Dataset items
★ ★ ★ ★ ★ ★ ★

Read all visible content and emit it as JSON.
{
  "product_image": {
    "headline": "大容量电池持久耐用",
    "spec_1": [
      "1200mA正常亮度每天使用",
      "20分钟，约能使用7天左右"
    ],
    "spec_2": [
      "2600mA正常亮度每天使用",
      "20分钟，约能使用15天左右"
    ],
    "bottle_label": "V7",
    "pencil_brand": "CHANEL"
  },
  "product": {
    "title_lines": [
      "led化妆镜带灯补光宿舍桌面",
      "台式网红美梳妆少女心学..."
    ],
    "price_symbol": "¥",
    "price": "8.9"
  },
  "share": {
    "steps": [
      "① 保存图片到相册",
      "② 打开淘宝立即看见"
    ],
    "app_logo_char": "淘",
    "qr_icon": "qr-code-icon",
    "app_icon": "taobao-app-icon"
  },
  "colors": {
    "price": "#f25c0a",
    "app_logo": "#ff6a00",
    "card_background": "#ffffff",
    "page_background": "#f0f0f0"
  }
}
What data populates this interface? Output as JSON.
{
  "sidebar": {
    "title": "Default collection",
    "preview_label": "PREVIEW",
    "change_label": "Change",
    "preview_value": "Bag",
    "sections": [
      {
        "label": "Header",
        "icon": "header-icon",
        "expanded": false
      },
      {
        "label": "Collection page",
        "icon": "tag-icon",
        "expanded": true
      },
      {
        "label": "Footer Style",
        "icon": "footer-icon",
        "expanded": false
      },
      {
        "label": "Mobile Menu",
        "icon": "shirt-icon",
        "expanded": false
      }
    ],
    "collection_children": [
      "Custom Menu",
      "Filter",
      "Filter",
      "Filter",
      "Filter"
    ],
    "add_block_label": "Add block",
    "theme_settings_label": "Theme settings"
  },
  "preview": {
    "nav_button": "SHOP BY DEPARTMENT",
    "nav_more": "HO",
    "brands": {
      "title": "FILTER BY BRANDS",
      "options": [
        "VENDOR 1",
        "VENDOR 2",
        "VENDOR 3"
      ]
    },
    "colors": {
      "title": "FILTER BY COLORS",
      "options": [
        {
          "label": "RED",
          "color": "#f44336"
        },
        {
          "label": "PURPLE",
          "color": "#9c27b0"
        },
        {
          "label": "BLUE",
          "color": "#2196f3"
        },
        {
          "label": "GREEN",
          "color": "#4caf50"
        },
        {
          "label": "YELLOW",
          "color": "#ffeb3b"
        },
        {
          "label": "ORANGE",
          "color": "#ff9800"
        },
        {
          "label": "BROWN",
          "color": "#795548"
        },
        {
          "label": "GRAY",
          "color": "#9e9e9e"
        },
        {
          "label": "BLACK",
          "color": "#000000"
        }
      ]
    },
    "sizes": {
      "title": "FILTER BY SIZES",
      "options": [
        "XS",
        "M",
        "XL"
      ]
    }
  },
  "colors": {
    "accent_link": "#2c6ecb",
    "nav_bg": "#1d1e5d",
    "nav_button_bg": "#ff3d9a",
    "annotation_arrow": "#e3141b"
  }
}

★ ★ ★ ★ ★ ★ ★

SET EXERCISE = All of the entries above need to be reproduced exactly.

WRITTEN SOLUTION =
Read all visible content and emit it as JSON.
{
  "product_image": {
    "headline": "大容量电池持久耐用",
    "spec_1": [
      "1200mA正常亮度每天使用",
      "20分钟，约能使用7天左右"
    ],
    "spec_2": [
      "2600mA正常亮度每天使用",
      "20分钟，约能使用15天左右"
    ],
    "bottle_label": "V7",
    "pencil_brand": "CHANEL"
  },
  "product": {
    "title_lines": [
      "led化妆镜带灯补光宿舍桌面",
      "台式网红美梳妆少女心学..."
    ],
    "price_symbol": "¥",
    "price": "8.9"
  },
  "share": {
    "steps": [
      "① 保存图片到相册",
      "② 打开淘宝立即看见"
    ],
    "app_logo_char": "淘",
    "qr_icon": "qr-code-icon",
    "app_icon": "taobao-app-icon"
  },
  "colors": {
    "price": "#f25c0a",
    "app_logo": "#ff6a00",
    "card_background": "#ffffff",
    "page_background": "#f0f0f0"
  }
}
What data populates this interface? Output as JSON.
{
  "sidebar": {
    "title": "Default collection",
    "preview_label": "PREVIEW",
    "change_label": "Change",
    "preview_value": "Bag",
    "sections": [
      {
        "label": "Header",
        "icon": "header-icon",
        "expanded": false
      },
      {
        "label": "Collection page",
        "icon": "tag-icon",
        "expanded": true
      },
      {
        "label": "Footer Style",
        "icon": "footer-icon",
        "expanded": false
      },
      {
        "label": "Mobile Menu",
        "icon": "shirt-icon",
        "expanded": false
      }
    ],
    "collection_children": [
      "Custom Menu",
      "Filter",
      "Filter",
      "Filter",
      "Filter"
    ],
    "add_block_label": "Add block",
    "theme_settings_label": "Theme settings"
  },
  "preview": {
    "nav_button": "SHOP BY DEPARTMENT",
    "nav_more": "HO",
    "brands": {
      "title": "FILTER BY BRANDS",
      "options": [
        "VENDOR 1",
        "VENDOR 2",
        "VENDOR 3"
      ]
    },
    "colors": {
      "title": "FILTER BY COLORS",
      "options": [
        {
          "label": "RED",
          "color": "#f44336"
        },
        {
          "label": "PURPLE",
          "color": "#9c27b0"
        },
        {
          "label": "BLUE",
          "color": "#2196f3"
        },
        {
          "label": "GREEN",
          "color": "#4caf50"
        },
        {
          "label": "YELLOW",
          "color": "#ffeb3b"
        },
        {
          "label": "ORANGE",
          "color": "#ff9800"
        },
        {
          "label": "BROWN",
          "color": "#795548"
        },
        {
          "label": "GRAY",
          "color": "#9e9e9e"
        },
        {
          "label": "BLACK",
          "color": "#000000"
        }
      ]
    },
    "sizes": {
      "title": "FILTER BY SIZES",
      "options": [
        "XS",
        "M",
        "XL"
      ]
    }
  },
  "colors": {
    "accent_link": "#2c6ecb",
    "nav_bg": "#1d1e5d",
    "nav_button_bg": "#ff3d9a",
    "annotation_arrow": "#e3141b"
  }
}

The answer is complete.